- **Records from a data source**:
— start —

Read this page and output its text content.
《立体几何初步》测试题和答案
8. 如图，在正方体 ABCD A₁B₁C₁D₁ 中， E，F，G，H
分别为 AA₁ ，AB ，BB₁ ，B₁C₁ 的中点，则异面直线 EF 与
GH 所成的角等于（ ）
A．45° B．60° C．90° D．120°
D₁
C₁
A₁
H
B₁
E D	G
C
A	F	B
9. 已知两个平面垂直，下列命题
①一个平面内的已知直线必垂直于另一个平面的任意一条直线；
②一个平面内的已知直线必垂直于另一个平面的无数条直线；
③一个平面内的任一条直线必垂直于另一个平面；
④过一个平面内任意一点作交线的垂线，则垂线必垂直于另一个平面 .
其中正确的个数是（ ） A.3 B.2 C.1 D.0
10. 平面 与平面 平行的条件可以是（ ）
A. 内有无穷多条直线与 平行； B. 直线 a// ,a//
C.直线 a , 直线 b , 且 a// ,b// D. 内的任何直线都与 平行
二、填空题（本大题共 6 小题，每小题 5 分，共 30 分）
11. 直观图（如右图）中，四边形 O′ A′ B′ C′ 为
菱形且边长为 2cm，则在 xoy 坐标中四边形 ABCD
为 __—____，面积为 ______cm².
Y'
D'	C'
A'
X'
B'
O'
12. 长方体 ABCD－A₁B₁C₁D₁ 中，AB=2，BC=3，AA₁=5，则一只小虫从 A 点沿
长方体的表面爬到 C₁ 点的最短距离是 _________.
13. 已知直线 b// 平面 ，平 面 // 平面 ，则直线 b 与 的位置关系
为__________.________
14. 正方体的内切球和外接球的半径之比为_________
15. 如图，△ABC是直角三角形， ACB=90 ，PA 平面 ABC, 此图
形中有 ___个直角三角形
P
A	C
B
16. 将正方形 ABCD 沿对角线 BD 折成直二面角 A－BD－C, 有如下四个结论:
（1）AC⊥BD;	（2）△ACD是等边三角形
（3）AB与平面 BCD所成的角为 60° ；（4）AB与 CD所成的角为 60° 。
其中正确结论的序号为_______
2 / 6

— end —

- **SHORT PROBLEM**:
Read the entries and pick out all lines that include the word "ABCD".

- **FULL RESPONSE**:
8. 如图，在正方体 ABCD A₁B₁C₁D₁ 中， E，F，G，H
菱形且边长为 2cm，则在 xoy 坐标中四边形 ABCD
12. 长方体 ABCD－A₁B₁C₁D₁ 中，AB=2，BC=3，AA₁=5，则一只小虫从 A 点沿
16. 将正方形 ABCD 沿对角线 BD 折成直二面角 A－BD－C, 有如下四个结论:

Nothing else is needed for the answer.